Work to be completed -> Every line below that holds the string "Index" should be copied out.

Supplied records ->
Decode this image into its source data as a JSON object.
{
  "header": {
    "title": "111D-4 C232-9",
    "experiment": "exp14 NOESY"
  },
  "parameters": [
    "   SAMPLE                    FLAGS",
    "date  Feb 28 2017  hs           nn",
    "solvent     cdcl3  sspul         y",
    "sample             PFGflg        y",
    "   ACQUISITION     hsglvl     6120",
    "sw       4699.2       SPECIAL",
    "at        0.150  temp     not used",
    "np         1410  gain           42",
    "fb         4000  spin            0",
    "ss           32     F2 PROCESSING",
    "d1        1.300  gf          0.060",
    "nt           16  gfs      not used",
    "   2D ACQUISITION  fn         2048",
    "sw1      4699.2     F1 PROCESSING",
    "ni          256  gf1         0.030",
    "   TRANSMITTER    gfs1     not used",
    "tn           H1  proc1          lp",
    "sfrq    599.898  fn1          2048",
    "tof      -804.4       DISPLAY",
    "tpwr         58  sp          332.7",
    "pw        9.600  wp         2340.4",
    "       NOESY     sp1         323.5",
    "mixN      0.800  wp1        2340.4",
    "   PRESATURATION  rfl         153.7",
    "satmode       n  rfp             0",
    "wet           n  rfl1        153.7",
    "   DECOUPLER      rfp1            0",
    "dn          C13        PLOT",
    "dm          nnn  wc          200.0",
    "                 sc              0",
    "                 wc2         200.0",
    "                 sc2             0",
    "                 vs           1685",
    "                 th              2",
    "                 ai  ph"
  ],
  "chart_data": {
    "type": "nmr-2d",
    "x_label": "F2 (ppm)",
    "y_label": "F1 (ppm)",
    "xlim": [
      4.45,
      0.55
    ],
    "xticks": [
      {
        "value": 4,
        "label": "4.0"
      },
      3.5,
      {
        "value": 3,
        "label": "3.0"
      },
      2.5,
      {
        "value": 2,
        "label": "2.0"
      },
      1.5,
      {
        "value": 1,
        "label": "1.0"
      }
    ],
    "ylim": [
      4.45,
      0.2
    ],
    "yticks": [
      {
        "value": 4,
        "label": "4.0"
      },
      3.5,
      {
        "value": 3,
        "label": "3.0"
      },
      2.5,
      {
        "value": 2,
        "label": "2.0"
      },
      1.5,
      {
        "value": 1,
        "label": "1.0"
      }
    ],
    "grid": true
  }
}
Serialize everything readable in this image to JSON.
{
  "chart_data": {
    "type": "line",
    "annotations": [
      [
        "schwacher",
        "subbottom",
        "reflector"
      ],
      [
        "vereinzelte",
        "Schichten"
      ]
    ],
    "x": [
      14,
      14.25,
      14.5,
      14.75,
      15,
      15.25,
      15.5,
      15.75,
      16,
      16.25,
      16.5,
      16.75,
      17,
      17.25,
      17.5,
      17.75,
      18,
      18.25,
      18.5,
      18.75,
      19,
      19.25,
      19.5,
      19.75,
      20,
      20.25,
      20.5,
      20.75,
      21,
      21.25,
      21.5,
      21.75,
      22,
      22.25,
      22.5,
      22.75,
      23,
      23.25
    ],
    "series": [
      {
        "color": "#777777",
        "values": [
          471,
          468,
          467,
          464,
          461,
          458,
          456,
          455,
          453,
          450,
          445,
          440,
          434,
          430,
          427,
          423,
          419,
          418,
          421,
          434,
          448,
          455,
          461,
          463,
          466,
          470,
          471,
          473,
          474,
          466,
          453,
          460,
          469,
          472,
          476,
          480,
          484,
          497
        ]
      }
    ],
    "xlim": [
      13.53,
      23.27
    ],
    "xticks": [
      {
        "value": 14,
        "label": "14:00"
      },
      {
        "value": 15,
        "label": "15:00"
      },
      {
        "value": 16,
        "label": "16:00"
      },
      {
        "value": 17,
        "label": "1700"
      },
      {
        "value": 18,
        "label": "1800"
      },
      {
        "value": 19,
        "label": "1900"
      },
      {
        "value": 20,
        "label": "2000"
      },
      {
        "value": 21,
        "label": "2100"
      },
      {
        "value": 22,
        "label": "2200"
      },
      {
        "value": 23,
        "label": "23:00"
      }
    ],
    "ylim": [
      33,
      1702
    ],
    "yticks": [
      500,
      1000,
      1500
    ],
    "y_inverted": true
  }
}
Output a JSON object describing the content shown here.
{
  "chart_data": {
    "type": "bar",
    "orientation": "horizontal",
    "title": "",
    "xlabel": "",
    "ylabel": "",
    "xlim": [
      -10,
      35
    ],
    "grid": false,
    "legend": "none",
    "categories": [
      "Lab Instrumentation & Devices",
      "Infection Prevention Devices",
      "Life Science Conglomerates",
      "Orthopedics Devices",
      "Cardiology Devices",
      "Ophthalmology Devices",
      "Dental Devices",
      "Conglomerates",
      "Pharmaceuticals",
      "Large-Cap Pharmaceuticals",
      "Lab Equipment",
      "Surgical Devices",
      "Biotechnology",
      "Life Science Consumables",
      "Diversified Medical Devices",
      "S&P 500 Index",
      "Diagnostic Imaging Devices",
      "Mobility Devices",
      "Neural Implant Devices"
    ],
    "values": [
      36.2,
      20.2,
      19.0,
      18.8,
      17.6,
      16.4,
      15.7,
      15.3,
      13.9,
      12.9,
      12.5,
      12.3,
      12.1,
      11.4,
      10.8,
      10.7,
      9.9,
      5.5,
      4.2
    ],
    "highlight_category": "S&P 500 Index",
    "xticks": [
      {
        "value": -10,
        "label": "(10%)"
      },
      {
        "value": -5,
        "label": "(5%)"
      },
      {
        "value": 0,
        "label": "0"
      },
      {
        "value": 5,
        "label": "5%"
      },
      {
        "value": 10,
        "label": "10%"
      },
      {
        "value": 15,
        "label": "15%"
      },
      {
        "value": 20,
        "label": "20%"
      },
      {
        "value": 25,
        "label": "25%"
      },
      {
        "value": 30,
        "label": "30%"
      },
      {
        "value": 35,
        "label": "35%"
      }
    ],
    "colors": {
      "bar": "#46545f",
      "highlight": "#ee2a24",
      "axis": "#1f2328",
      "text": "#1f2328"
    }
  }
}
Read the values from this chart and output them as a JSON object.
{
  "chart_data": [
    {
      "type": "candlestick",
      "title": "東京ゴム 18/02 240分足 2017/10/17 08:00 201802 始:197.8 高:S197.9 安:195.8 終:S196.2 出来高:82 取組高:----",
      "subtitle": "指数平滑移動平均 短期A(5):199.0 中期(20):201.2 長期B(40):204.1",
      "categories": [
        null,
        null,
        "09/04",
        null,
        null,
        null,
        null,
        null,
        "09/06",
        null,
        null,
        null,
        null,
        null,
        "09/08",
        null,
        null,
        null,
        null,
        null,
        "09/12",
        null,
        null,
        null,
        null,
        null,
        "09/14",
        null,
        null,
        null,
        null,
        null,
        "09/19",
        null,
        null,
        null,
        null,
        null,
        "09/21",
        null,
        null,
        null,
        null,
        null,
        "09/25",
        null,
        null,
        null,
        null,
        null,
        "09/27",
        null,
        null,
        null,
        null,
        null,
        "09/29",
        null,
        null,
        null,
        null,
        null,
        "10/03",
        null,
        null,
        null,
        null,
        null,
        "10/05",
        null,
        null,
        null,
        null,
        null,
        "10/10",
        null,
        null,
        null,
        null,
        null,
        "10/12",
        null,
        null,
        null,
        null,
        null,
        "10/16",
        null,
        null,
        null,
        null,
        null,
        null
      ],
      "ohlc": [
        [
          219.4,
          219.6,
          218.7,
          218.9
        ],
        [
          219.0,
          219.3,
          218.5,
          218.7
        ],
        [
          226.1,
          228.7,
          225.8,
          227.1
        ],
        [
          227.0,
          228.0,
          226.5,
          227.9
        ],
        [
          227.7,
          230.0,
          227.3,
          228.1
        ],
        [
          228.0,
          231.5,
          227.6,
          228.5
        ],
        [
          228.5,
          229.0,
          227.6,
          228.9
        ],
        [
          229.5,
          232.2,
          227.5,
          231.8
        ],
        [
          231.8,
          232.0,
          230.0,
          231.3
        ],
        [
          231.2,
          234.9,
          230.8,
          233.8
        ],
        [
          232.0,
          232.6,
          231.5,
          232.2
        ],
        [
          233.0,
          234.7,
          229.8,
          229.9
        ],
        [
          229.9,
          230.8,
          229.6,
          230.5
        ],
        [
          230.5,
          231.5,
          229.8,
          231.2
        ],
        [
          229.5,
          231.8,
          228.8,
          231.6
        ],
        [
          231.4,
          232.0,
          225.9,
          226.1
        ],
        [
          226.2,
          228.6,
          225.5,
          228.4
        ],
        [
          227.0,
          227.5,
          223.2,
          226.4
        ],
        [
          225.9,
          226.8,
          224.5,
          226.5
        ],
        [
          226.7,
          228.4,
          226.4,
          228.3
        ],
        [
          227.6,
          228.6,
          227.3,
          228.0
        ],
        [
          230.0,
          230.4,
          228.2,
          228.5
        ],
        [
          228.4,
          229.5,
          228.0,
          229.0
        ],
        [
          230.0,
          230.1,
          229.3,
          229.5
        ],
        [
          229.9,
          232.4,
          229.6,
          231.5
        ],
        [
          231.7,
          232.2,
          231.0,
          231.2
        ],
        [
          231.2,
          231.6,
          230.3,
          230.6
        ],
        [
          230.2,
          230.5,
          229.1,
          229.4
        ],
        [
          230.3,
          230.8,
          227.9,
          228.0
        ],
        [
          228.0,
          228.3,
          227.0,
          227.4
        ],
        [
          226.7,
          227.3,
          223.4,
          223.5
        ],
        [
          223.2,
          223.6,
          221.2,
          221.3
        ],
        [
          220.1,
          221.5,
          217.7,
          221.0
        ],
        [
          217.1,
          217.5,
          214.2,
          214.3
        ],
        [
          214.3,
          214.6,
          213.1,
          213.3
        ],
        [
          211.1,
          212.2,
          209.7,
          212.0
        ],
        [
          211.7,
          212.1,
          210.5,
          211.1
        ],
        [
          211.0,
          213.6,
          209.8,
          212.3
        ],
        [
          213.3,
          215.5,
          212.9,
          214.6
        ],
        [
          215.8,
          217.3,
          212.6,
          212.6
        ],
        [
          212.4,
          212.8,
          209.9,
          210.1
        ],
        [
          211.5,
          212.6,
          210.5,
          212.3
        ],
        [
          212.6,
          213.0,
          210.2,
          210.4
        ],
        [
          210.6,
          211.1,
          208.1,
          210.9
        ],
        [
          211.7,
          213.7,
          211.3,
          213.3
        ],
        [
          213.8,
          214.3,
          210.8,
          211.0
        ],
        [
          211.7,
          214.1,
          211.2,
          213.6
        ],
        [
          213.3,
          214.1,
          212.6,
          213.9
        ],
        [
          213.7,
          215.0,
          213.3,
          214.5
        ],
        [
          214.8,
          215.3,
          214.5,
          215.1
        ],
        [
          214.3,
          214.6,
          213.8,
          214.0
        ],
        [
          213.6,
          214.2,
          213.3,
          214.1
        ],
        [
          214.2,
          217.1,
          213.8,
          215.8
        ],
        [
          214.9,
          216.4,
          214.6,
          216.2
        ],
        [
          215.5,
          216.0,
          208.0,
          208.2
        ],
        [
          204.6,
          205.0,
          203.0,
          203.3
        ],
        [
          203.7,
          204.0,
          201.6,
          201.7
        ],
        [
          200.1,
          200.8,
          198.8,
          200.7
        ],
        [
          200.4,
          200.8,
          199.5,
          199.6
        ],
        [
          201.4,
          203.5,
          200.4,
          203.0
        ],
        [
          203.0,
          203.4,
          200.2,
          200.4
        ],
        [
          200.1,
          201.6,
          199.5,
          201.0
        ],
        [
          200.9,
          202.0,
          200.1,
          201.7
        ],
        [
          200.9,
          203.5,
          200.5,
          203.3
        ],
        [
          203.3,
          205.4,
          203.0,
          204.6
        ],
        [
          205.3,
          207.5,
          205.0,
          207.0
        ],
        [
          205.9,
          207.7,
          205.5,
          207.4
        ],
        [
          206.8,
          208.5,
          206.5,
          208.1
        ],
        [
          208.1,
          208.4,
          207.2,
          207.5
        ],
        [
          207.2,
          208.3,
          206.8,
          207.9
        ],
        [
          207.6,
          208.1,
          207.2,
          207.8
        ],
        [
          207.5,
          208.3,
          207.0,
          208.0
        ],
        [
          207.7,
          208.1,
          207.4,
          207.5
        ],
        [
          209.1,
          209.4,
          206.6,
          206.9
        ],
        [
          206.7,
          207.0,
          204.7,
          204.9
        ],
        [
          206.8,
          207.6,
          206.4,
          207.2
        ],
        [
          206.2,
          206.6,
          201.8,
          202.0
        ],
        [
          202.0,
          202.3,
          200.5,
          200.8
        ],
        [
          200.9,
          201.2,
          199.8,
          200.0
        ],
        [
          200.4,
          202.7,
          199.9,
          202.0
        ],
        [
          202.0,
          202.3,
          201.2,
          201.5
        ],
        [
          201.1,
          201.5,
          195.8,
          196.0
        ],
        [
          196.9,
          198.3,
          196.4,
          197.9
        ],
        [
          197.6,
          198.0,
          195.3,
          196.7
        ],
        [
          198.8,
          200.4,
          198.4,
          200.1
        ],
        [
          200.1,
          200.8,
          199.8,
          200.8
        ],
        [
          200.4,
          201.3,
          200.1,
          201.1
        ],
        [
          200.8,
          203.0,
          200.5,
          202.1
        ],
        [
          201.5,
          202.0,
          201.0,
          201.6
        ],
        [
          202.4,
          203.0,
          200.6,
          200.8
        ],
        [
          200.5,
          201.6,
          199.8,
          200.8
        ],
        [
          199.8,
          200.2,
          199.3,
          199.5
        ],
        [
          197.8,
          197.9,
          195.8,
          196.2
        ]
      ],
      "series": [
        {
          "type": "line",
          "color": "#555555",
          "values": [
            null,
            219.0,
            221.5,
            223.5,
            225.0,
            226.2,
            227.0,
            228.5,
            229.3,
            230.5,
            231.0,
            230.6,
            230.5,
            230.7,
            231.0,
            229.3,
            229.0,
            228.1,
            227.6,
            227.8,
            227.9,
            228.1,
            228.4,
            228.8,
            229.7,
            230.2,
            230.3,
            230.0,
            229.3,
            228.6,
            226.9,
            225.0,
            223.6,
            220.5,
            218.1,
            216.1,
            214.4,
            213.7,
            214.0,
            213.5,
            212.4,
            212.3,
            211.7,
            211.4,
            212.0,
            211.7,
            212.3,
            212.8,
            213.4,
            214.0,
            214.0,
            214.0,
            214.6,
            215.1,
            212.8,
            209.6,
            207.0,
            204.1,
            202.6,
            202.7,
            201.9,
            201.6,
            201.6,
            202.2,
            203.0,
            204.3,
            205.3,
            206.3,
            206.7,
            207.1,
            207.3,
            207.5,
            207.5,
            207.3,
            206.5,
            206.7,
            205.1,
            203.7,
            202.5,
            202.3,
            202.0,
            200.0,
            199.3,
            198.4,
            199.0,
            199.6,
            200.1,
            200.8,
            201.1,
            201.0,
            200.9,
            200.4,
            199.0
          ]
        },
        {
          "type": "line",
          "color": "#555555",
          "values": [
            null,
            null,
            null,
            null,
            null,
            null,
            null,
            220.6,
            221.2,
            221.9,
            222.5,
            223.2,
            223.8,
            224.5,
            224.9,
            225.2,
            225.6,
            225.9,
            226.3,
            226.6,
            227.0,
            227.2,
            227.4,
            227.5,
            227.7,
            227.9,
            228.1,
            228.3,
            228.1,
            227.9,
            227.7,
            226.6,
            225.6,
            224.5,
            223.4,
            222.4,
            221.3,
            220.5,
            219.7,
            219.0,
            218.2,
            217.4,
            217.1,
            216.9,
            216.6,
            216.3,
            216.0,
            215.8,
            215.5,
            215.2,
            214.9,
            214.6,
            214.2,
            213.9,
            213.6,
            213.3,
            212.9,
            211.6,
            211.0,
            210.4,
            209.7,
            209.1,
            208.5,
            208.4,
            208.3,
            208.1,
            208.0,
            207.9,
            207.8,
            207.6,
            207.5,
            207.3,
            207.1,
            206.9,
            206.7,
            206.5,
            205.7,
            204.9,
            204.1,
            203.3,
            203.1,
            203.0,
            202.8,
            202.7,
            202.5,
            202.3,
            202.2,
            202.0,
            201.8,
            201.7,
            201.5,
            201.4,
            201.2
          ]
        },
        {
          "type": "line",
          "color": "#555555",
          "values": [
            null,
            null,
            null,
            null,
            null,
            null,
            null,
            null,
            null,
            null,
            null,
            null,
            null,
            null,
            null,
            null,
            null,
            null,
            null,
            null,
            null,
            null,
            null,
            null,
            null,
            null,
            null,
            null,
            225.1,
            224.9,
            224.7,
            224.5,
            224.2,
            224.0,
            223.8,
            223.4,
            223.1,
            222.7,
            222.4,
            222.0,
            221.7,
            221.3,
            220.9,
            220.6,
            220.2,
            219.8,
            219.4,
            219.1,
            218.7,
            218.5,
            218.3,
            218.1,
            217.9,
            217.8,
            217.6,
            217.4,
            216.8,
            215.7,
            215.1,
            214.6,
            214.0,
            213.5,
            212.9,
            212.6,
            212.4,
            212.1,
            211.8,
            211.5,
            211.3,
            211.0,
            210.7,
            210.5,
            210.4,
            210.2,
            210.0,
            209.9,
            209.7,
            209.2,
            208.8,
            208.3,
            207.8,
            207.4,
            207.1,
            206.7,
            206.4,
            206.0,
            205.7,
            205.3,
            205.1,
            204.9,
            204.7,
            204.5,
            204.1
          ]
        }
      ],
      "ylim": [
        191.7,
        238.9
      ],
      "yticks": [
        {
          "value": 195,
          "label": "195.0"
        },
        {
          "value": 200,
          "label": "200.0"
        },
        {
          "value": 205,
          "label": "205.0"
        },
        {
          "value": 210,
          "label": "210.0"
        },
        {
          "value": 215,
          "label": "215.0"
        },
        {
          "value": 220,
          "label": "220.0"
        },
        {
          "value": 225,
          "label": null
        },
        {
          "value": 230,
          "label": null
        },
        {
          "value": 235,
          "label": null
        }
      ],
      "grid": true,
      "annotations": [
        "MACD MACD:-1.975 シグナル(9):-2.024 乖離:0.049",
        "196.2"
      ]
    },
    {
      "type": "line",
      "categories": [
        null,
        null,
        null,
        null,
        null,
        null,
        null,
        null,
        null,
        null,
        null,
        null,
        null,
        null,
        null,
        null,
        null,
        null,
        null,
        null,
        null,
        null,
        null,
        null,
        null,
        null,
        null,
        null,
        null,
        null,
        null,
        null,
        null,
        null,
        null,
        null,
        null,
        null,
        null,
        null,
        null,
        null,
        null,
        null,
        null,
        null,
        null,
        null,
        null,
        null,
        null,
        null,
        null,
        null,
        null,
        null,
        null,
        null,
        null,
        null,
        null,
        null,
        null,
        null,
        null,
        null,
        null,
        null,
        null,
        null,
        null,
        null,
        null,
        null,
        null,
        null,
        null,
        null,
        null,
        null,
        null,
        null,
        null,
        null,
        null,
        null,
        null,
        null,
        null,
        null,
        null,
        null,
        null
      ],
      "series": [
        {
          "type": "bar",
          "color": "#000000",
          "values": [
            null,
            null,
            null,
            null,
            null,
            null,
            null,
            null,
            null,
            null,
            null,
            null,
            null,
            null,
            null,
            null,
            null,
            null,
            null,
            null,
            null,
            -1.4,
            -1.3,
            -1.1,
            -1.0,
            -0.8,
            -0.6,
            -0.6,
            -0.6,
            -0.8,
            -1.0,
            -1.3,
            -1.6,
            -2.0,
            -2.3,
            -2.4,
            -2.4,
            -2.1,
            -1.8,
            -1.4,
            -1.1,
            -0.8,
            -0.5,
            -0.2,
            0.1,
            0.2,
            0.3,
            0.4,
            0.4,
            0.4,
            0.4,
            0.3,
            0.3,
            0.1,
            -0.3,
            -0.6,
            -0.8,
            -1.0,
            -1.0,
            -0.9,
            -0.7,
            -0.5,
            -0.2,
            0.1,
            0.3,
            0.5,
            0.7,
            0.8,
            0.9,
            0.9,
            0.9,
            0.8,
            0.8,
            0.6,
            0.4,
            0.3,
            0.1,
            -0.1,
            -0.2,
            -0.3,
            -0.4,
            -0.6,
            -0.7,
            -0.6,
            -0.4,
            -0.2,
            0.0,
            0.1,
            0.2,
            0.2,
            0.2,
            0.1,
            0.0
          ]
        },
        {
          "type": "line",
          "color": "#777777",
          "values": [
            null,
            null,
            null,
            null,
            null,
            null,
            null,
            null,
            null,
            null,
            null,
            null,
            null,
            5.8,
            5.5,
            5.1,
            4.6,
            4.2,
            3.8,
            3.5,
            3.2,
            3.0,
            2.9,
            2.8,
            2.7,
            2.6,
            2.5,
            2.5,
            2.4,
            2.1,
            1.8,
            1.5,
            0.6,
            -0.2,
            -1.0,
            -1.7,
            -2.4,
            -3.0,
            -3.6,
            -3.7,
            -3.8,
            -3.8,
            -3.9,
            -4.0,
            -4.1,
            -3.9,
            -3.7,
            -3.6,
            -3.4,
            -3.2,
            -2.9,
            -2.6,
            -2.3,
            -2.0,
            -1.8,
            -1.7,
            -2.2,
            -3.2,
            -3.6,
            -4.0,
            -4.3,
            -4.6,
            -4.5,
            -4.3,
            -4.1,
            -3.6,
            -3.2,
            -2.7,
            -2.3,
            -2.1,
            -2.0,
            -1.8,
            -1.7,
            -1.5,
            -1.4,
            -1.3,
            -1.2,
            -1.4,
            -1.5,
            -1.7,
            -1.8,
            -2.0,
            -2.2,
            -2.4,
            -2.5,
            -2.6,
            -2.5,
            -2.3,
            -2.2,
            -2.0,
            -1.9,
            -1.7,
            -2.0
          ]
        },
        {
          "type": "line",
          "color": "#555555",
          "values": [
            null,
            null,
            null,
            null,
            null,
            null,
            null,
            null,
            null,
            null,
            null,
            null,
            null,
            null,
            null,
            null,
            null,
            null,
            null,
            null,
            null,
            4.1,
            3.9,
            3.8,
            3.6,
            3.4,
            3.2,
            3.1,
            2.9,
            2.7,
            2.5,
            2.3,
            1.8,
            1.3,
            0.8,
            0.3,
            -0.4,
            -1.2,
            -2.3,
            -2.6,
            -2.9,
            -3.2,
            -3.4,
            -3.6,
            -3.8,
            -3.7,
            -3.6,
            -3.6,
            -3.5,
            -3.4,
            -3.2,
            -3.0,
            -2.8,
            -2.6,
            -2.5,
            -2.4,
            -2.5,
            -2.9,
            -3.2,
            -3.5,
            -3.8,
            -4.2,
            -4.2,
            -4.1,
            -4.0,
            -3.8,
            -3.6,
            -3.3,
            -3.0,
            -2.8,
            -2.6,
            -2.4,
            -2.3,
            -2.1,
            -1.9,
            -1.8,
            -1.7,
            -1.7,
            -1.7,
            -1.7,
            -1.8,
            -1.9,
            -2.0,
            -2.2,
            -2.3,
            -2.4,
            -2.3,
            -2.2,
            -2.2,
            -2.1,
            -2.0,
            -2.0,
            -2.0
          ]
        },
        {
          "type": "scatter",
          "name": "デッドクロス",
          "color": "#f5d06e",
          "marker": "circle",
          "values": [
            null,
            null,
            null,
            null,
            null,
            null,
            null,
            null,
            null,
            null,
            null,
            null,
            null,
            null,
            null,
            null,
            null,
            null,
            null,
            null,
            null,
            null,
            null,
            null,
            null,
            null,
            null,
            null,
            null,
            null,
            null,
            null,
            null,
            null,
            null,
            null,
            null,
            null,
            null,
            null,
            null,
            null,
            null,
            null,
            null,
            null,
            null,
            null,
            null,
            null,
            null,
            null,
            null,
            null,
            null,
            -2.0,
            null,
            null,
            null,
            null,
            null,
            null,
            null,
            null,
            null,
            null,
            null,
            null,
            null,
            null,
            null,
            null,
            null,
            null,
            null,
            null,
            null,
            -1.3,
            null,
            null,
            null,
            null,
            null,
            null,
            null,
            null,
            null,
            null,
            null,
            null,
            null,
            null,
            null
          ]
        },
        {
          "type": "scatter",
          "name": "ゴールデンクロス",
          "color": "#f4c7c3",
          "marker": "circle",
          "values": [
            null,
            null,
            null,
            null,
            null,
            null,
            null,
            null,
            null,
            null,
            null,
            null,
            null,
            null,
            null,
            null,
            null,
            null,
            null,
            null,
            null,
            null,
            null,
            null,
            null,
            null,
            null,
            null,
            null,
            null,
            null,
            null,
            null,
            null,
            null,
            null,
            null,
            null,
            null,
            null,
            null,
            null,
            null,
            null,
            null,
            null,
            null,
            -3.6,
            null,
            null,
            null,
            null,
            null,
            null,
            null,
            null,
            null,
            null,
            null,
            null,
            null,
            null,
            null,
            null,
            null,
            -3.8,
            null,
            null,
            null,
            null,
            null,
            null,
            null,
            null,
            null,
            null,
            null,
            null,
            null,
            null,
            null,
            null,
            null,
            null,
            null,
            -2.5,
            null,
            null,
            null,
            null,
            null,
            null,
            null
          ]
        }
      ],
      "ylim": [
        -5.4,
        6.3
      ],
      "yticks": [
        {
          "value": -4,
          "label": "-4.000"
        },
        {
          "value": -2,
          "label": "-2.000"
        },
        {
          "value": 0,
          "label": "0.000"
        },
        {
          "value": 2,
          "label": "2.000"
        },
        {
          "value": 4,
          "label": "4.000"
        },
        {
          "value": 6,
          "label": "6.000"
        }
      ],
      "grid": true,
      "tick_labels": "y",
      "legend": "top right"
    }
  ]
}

Solution to the problem ->
      "S&P 500 Index",
    "highlight_category": "S&P 500 Index",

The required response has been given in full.